# start of RECORDS SHOWN

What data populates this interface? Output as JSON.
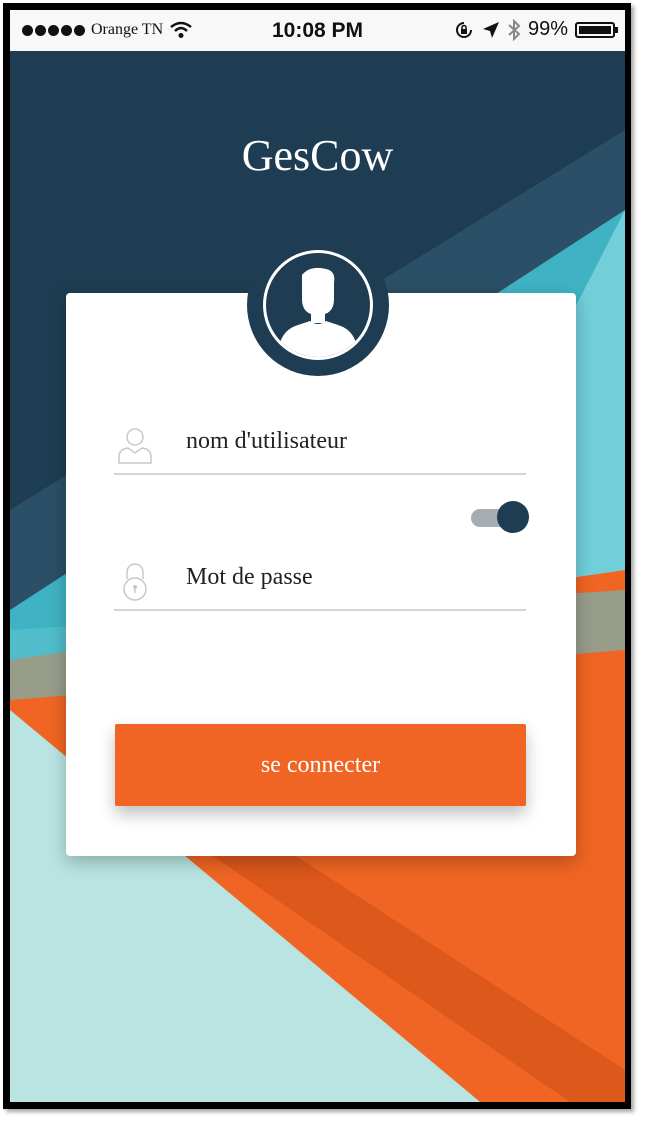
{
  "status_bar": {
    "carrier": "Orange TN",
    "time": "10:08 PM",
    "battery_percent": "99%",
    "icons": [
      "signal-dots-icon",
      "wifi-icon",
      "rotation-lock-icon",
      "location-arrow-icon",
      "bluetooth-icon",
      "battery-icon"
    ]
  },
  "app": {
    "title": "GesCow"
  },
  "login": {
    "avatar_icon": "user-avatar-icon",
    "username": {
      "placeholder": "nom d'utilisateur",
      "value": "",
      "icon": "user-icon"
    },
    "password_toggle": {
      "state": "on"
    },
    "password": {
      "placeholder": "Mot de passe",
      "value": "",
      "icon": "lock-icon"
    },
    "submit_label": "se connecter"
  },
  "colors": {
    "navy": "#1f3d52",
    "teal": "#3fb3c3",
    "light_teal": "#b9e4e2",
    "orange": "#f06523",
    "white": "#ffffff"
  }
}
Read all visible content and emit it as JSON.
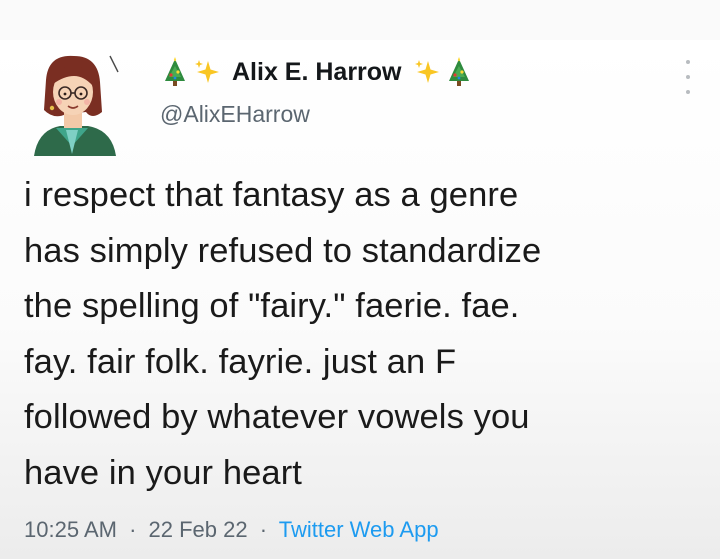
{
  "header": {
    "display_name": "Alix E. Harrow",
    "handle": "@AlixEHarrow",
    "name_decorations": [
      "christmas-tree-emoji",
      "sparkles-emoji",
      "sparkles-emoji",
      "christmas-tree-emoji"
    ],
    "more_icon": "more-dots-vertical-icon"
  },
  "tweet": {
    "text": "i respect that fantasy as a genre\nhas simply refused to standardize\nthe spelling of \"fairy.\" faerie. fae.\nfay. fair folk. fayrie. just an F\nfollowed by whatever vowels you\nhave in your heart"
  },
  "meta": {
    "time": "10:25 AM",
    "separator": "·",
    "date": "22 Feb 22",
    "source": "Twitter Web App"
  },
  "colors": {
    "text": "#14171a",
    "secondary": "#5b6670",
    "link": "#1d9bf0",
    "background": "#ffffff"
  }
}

# end of RECORDS SHOWN

■ THE TASK ■
Starting at the line containing "Read all visible content and emit it as JSON.", write out each line through the last one in the listing above, inclusive, and nothing else. Pictures are excluded from the copy.

■ TASK SOLUTION ■
Read all visible content and emit it as JSON.
{
  "header": {
    "display_name": "Alix E. Harrow",
    "handle": "@AlixEHarrow",
    "name_decorations": [
      "christmas-tree-emoji",
      "sparkles-emoji",
      "sparkles-emoji",
      "christmas-tree-emoji"
    ],
    "more_icon": "more-dots-vertical-icon"
  },
  "tweet": {
    "text": "i respect that fantasy as a genre\nhas simply refused to standardize\nthe spelling of \"fairy.\" faerie. fae.\nfay. fair folk. fayrie. just an F\nfollowed by whatever vowels you\nhave in your heart"
  },
  "meta": {
    "time": "10:25 AM",
    "separator": "·",
    "date": "22 Feb 22",
    "source": "Twitter Web App"
  },
  "colors": {
    "text": "#14171a",
    "secondary": "#5b6670",
    "link": "#1d9bf0",
    "background": "#ffffff"
  }
}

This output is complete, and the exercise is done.